Copy all the entries word for word, but omit the pictures.

----- INPUT

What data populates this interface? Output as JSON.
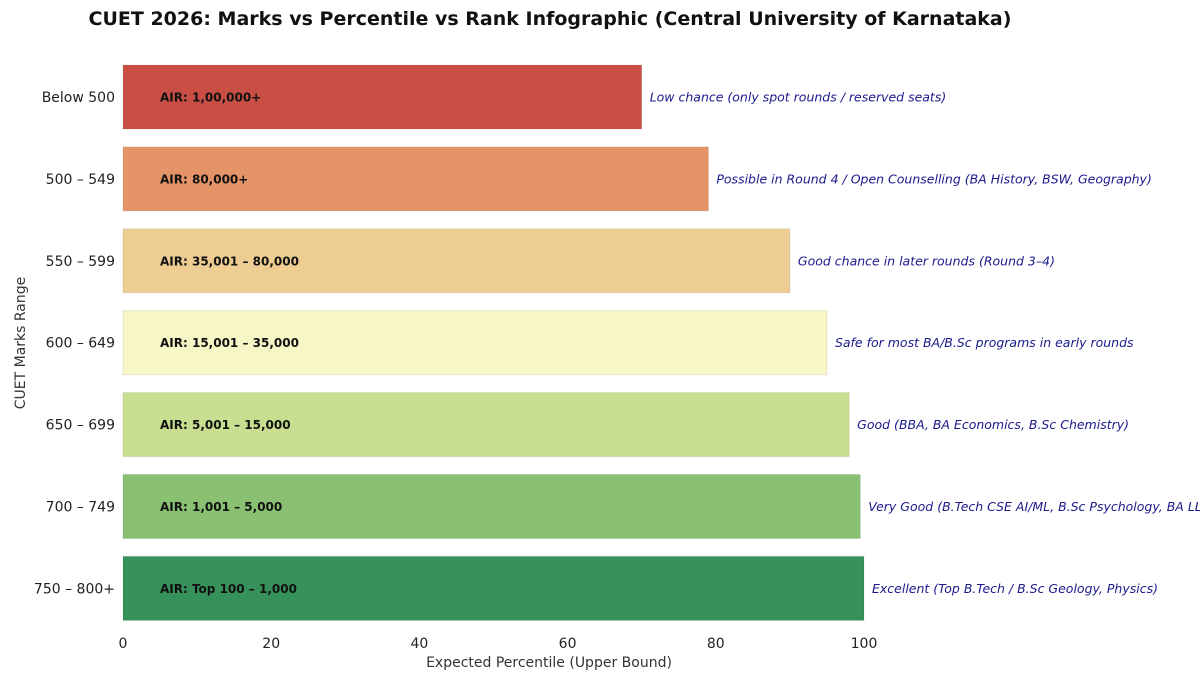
{
  "chart_data": {
    "type": "bar",
    "orientation": "horizontal",
    "title": "CUET 2026: Marks vs Percentile vs Rank Infographic (Central University of Karnataka)",
    "xlabel": "Expected Percentile (Upper Bound)",
    "ylabel": "CUET Marks Range",
    "xlim": [
      0,
      100
    ],
    "xticks": [
      0,
      20,
      40,
      60,
      80,
      100
    ],
    "grid": false,
    "categories": [
      "Below 500",
      "500 – 549",
      "550 – 599",
      "600 – 649",
      "650 – 699",
      "700 – 749",
      "750 – 800+"
    ],
    "values": [
      70,
      79,
      90,
      95,
      98,
      99.5,
      100
    ],
    "colors": [
      "#c94f45",
      "#e59468",
      "#eecd92",
      "#f7f6c6",
      "#c8df91",
      "#89c072",
      "#37915a"
    ],
    "air_labels": [
      "AIR: 1,00,000+",
      "AIR: 80,000+",
      "AIR: 35,001 – 80,000",
      "AIR: 15,001 – 35,000",
      "AIR: 5,001 – 15,000",
      "AIR: 1,001 – 5,000",
      "AIR: Top 100 – 1,000"
    ],
    "annotations": [
      "Low chance (only spot rounds / reserved seats)",
      "Possible in Round 4 / Open Counselling (BA History, BSW, Geography)",
      "Good chance in later rounds (Round 3–4)",
      "Safe for most BA/B.Sc programs in early rounds",
      "Good (BBA, BA Economics, B.Sc Chemistry)",
      "Very Good (B.Tech CSE AI/ML, B.Sc Psychology, BA LLB)",
      "Excellent (Top B.Tech / B.Sc Geology, Physics)"
    ]
  }
}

----------

* REPLY *
What data populates this interface? Output as JSON.
{
  "chart_data": {
    "type": "bar",
    "orientation": "horizontal",
    "title": "CUET 2026: Marks vs Percentile vs Rank Infographic (Central University of Karnataka)",
    "xlabel": "Expected Percentile (Upper Bound)",
    "ylabel": "CUET Marks Range",
    "xlim": [
      0,
      100
    ],
    "xticks": [
      0,
      20,
      40,
      60,
      80,
      100
    ],
    "grid": false,
    "categories": [
      "Below 500",
      "500 – 549",
      "550 – 599",
      "600 – 649",
      "650 – 699",
      "700 – 749",
      "750 – 800+"
    ],
    "values": [
      70,
      79,
      90,
      95,
      98,
      99.5,
      100
    ],
    "colors": [
      "#c94f45",
      "#e59468",
      "#eecd92",
      "#f7f6c6",
      "#c8df91",
      "#89c072",
      "#37915a"
    ],
    "air_labels": [
      "AIR: 1,00,000+",
      "AIR: 80,000+",
      "AIR: 35,001 – 80,000",
      "AIR: 15,001 – 35,000",
      "AIR: 5,001 – 15,000",
      "AIR: 1,001 – 5,000",
      "AIR: Top 100 – 1,000"
    ],
    "annotations": [
      "Low chance (only spot rounds / reserved seats)",
      "Possible in Round 4 / Open Counselling (BA History, BSW, Geography)",
      "Good chance in later rounds (Round 3–4)",
      "Safe for most BA/B.Sc programs in early rounds",
      "Good (BBA, BA Economics, B.Sc Chemistry)",
      "Very Good (B.Tech CSE AI/ML, B.Sc Psychology, BA LLB)",
      "Excellent (Top B.Tech / B.Sc Geology, Physics)"
    ]
  }
}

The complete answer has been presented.